While sailing under the name CSS Shenandoah, the ship was never to see the country for which she was so valiantly fighting. Instead she steamed and sailed the oceans in search of Union vessels to either sink or claim for the Confederacy. She earned the unusual distinction of being the only Confederate Navy ship to circumnavigate the globe and spend much of her time in Arctic waters seeking out Yankee whalers.
Sceptics, who claim she would have been better fighting off Union blockades of Southern ports underrate the power and influence of the campaign this sturdy and gallant little ship was conducting. Considering the size of the blockading fleet, spread as it was over the vast coastline of the South from Baltimore to New Orleans, tackling the heavily gunned U.S. warships would have been an impossible task for a lone vessel that couldn’t have expected a long existence. However the effect of this ship on other freight carrying craft was devastating to the northern states. Afraid to lose ships and cargo their owners preferred to leave vessels waterlogging, tied by rotting ropes to numerous ports all over the world and as it turned out the Shenandoah outlived the war.
Natural disasters, Chinese pirates, who flourished at the time and other seaborne catastrophes, were often blamed on CSS Shenandoah to good effect. This further fanned the flames of fear and helped confuse many Union war ships desperately trying to catch up with her and put an end to the perpetual thorn in their side. To their dismay, she successfully evaded them throughout the war.
The ship was destined to be the pride of the China trade when built by A. Stephen and Son in Glasgow for Robertson and Co. of London. An all iron, teak planked, steam and sail vessel, she was chosen instead by the British government to send urgently needed troops and artillery to fight in the second Maori “Land” Wars in New Zealand these wars raged at the same time as The War Between the States.
Sailing from Woolwich on November 1862 as the Sea King she was commanded by Captain Pinel. On board were four 55cwt 8 inch shell guns and two 32 pounder Whitworth rifles, she also carried Colonel Williams, his officers, along with 185 non-commissioned officers and men of the 1st battery, 4th Brigade, Royal Artillery. Also Sea King had 23 women, 43 children and several soldiers who were to join Brigades already stationed in New Zealand. Among the list of non-military passengers was the name J.I. Waddell. Unknown to his fellow passengers, for he kept a quiet profile and wouldn’t mix in shipboard activities, this man was secretly and on special orders, sounding-out the new vessel for greater deeds to come.

++++++++

Required task 1:
Condense the Shenandoah passage paragraph that begins "Natural disasters, Chinese pirates" into a short bulleted list that keeps its main facts.

(Source records)
++++++++

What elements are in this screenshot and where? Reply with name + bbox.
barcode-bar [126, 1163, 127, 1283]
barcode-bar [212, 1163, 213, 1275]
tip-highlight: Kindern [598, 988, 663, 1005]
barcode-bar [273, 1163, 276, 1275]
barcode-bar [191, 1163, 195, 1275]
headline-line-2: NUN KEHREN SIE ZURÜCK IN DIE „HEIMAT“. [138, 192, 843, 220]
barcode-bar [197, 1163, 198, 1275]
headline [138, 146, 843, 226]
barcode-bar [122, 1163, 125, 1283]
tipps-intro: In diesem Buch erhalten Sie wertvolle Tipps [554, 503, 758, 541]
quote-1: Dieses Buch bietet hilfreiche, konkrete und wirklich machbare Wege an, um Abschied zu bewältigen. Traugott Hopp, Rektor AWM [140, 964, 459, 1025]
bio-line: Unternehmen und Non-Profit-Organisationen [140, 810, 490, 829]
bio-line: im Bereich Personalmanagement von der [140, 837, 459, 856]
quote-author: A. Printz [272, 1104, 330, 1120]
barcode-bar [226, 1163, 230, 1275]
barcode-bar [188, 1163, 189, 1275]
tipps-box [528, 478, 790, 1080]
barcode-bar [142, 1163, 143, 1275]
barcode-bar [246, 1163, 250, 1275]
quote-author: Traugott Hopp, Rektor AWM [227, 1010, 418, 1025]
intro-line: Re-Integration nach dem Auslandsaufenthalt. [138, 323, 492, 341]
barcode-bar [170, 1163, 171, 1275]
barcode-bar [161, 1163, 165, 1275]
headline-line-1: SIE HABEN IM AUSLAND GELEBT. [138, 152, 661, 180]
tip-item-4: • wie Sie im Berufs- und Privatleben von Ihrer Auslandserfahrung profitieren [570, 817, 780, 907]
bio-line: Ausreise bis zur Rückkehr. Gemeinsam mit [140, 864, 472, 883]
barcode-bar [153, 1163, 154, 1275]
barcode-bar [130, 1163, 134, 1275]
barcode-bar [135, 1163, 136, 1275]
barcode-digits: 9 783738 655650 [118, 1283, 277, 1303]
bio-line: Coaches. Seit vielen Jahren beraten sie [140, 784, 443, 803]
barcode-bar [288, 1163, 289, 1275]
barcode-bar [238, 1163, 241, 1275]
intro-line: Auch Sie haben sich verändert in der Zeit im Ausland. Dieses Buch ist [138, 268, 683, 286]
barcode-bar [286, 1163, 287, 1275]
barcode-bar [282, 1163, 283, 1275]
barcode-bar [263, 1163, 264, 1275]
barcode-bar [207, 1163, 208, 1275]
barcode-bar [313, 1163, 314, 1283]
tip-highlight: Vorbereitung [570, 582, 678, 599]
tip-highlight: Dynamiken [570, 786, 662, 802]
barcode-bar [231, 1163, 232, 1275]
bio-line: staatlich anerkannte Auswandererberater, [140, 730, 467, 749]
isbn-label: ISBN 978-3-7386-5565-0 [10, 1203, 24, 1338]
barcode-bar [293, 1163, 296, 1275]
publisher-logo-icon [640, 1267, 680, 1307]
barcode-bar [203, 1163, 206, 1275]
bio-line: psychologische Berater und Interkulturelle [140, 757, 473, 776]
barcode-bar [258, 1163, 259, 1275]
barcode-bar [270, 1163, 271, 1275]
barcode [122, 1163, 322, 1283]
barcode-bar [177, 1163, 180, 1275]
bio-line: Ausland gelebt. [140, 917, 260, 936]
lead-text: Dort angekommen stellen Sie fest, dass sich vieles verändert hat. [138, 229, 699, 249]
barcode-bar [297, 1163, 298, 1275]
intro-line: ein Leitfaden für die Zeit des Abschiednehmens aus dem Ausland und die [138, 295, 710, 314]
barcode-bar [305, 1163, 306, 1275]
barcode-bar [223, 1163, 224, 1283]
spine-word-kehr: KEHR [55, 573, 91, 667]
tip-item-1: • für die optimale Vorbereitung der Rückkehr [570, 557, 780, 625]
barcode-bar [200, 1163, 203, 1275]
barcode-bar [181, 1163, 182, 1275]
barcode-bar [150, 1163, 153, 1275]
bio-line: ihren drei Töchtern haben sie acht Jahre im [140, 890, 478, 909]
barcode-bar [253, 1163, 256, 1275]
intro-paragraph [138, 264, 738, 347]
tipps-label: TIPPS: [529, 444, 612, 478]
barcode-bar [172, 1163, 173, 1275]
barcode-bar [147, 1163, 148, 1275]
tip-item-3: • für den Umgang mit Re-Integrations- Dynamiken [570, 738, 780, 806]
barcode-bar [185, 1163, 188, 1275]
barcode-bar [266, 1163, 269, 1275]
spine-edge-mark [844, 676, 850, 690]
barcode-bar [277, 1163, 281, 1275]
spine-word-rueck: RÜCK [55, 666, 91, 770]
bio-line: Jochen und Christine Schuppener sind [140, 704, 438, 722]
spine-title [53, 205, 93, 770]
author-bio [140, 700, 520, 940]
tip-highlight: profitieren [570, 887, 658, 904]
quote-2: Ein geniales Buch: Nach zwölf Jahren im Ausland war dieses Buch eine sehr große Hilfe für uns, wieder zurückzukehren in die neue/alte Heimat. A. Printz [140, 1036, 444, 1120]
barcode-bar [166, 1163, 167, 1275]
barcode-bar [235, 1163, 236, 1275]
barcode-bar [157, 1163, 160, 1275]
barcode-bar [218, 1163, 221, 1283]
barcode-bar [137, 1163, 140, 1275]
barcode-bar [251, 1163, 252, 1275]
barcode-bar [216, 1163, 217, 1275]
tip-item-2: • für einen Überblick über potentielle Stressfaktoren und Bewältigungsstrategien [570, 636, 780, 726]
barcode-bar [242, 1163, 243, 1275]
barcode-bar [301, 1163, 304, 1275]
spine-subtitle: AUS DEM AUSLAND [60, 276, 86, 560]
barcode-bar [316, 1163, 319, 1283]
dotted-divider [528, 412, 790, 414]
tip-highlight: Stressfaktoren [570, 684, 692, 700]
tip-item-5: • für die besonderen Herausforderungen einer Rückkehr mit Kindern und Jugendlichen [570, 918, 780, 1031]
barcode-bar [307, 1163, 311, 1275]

++++++++

Required task 2:
In the rows, starting with the first row and ending with the line containing "bio-line: Ausreise bis", replace "barcode-bar" with "barcode-stripe" and change nothing else. Reproduce only those lines.

Expected output 1:
- Natural disasters, Chinese pirates (who flourished at the time) and other seaborne catastrophes were often blamed on CSS Shenandoah, to good effect.
- This further fanned fear and helped confuse the many Union warships trying to catch her.
- She evaded them throughout the war.

Expected output 2:
What elements are in this screenshot and where? Reply with name + bbox.
barcode-stripe [126, 1163, 127, 1283]
barcode-stripe [212, 1163, 213, 1275]
tip-highlight: Kindern [598, 988, 663, 1005]
barcode-stripe [273, 1163, 276, 1275]
barcode-stripe [191, 1163, 195, 1275]
headline-line-2: NUN KEHREN SIE ZURÜCK IN DIE „HEIMAT“. [138, 192, 843, 220]
barcode-stripe [197, 1163, 198, 1275]
headline [138, 146, 843, 226]
barcode-stripe [122, 1163, 125, 1283]
tipps-intro: In diesem Buch erhalten Sie wertvolle Tipps [554, 503, 758, 541]
quote-1: Dieses Buch bietet hilfreiche, konkrete und wirklich machbare Wege an, um Abschied zu bewältigen. Traugott Hopp, Rektor AWM [140, 964, 459, 1025]
bio-line: Unternehmen und Non-Profit-Organisationen [140, 810, 490, 829]
bio-line: im Bereich Personalmanagement von der [140, 837, 459, 856]
quote-author: A. Printz [272, 1104, 330, 1120]
barcode-stripe [226, 1163, 230, 1275]
barcode-stripe [188, 1163, 189, 1275]
tipps-box [528, 478, 790, 1080]
barcode-stripe [142, 1163, 143, 1275]
barcode-stripe [246, 1163, 250, 1275]
quote-author: Traugott Hopp, Rektor AWM [227, 1010, 418, 1025]
intro-line: Re-Integration nach dem Auslandsaufenthalt. [138, 323, 492, 341]
barcode-stripe [170, 1163, 171, 1275]
barcode-stripe [161, 1163, 165, 1275]
headline-line-1: SIE HABEN IM AUSLAND GELEBT. [138, 152, 661, 180]
tip-item-4: • wie Sie im Berufs- und Privatleben von Ihrer Auslandserfahrung profitieren [570, 817, 780, 907]
bio-line: Ausreise bis zur Rückkehr. Gemeinsam mit [140, 864, 472, 883]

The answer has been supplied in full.